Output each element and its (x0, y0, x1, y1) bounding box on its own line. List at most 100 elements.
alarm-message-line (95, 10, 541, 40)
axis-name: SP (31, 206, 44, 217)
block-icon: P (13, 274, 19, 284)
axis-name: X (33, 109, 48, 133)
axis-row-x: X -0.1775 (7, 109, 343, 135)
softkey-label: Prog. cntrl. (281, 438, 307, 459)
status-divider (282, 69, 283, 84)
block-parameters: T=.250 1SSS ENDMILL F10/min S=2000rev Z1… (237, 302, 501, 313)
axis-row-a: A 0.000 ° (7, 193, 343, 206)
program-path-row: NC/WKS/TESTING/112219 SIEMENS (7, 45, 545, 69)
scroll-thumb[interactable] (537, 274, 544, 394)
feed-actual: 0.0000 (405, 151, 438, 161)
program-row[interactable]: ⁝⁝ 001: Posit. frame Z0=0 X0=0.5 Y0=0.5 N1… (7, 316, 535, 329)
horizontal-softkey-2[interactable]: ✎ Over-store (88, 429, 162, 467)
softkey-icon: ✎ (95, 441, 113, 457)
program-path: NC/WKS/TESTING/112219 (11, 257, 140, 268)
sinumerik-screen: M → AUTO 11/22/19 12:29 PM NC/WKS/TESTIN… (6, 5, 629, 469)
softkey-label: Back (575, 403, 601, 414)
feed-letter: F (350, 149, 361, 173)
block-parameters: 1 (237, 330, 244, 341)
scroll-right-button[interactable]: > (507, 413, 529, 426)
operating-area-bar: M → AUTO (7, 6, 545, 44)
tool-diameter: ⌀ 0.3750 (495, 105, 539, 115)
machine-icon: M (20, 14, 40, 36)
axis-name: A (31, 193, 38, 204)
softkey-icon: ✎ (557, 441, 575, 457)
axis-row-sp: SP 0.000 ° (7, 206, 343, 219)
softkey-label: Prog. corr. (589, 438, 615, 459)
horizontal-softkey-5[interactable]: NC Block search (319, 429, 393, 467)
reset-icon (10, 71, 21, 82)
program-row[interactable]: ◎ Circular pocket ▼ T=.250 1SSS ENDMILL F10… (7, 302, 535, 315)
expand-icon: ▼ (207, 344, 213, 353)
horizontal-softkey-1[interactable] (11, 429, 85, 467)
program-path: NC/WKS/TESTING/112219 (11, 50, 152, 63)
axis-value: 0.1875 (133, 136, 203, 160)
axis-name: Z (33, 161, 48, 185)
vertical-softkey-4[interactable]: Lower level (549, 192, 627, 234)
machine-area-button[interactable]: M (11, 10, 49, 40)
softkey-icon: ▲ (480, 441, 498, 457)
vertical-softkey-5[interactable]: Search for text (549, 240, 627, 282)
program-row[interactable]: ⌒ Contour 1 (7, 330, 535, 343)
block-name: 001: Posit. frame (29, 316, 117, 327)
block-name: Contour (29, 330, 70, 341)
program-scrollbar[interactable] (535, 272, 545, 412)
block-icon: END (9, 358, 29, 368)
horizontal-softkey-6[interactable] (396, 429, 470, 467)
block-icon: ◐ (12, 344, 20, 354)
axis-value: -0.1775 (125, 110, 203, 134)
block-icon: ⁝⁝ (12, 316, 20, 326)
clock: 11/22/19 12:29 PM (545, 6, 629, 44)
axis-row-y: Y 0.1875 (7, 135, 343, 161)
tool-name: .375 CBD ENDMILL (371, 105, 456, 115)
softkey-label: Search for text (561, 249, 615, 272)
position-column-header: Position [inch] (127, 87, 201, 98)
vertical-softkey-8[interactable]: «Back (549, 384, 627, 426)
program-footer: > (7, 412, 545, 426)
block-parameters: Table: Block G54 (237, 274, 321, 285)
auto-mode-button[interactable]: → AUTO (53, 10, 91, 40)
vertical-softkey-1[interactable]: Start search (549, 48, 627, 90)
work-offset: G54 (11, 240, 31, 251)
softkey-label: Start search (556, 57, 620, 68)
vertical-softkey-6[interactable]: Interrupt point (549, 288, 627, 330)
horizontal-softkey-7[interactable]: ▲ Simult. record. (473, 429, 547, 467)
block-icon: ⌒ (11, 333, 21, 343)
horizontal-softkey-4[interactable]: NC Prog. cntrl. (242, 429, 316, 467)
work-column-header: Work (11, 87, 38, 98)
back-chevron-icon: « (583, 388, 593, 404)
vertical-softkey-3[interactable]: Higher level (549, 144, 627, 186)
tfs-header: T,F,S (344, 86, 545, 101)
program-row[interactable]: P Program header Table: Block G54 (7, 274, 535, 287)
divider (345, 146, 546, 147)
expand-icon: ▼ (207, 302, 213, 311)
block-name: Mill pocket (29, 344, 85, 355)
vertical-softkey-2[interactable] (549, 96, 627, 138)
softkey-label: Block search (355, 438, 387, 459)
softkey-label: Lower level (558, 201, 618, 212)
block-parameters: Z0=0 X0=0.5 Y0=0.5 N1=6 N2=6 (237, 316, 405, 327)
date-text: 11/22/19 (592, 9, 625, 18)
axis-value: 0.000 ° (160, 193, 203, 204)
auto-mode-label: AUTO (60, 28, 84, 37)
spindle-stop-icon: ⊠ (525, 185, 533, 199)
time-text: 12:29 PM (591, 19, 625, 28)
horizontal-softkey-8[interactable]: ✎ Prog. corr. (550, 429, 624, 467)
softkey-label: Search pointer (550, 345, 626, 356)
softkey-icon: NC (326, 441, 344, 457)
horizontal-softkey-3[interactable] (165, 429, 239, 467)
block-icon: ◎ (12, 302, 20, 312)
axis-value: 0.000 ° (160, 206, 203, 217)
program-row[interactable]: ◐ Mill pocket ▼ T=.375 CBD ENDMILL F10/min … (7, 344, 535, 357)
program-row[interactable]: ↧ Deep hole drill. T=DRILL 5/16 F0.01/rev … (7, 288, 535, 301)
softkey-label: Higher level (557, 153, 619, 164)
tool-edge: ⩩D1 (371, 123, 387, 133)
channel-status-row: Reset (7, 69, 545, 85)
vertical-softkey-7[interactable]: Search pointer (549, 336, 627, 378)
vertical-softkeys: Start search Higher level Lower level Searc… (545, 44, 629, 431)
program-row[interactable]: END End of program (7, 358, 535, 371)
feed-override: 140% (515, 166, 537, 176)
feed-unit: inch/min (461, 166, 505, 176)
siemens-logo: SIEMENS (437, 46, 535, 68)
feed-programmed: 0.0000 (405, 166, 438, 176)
-------------------------
[STATED EXERCISE] Can you return the records starting at the beginning and ending with the line that contains "reset-icon (10, 71, 21, 82)", both ends included, reproducing each line exactly?

[TASK RESULT]
Output each element and its (x0, y0, x1, y1) bounding box on its own line. List at most 100 elements.
alarm-message-line (95, 10, 541, 40)
axis-name: SP (31, 206, 44, 217)
block-icon: P (13, 274, 19, 284)
axis-name: X (33, 109, 48, 133)
axis-row-x: X -0.1775 (7, 109, 343, 135)
softkey-label: Prog. cntrl. (281, 438, 307, 459)
status-divider (282, 69, 283, 84)
block-parameters: T=.250 1SSS ENDMILL F10/min S=2000rev Z1… (237, 302, 501, 313)
axis-row-a: A 0.000 ° (7, 193, 343, 206)
program-path-row: NC/WKS/TESTING/112219 SIEMENS (7, 45, 545, 69)
scroll-thumb[interactable] (537, 274, 544, 394)
feed-actual: 0.0000 (405, 151, 438, 161)
program-row[interactable]: ⁝⁝ 001: Posit. frame Z0=0 X0=0.5 Y0=0.5 N1… (7, 316, 535, 329)
horizontal-softkey-2[interactable]: ✎ Over-store (88, 429, 162, 467)
softkey-icon: ✎ (95, 441, 113, 457)
program-path: NC/WKS/TESTING/112219 (11, 257, 140, 268)
sinumerik-screen: M → AUTO 11/22/19 12:29 PM NC/WKS/TESTIN… (6, 5, 629, 469)
softkey-label: Back (575, 403, 601, 414)
feed-letter: F (350, 149, 361, 173)
block-parameters: 1 (237, 330, 244, 341)
scroll-right-button[interactable]: > (507, 413, 529, 426)
operating-area-bar: M → AUTO (7, 6, 545, 44)
tool-diameter: ⌀ 0.3750 (495, 105, 539, 115)
machine-icon: M (20, 14, 40, 36)
axis-name: A (31, 193, 38, 204)
softkey-icon: ✎ (557, 441, 575, 457)
axis-row-sp: SP 0.000 ° (7, 206, 343, 219)
softkey-label: Prog. corr. (589, 438, 615, 459)
horizontal-softkey-5[interactable]: NC Block search (319, 429, 393, 467)
reset-icon (10, 71, 21, 82)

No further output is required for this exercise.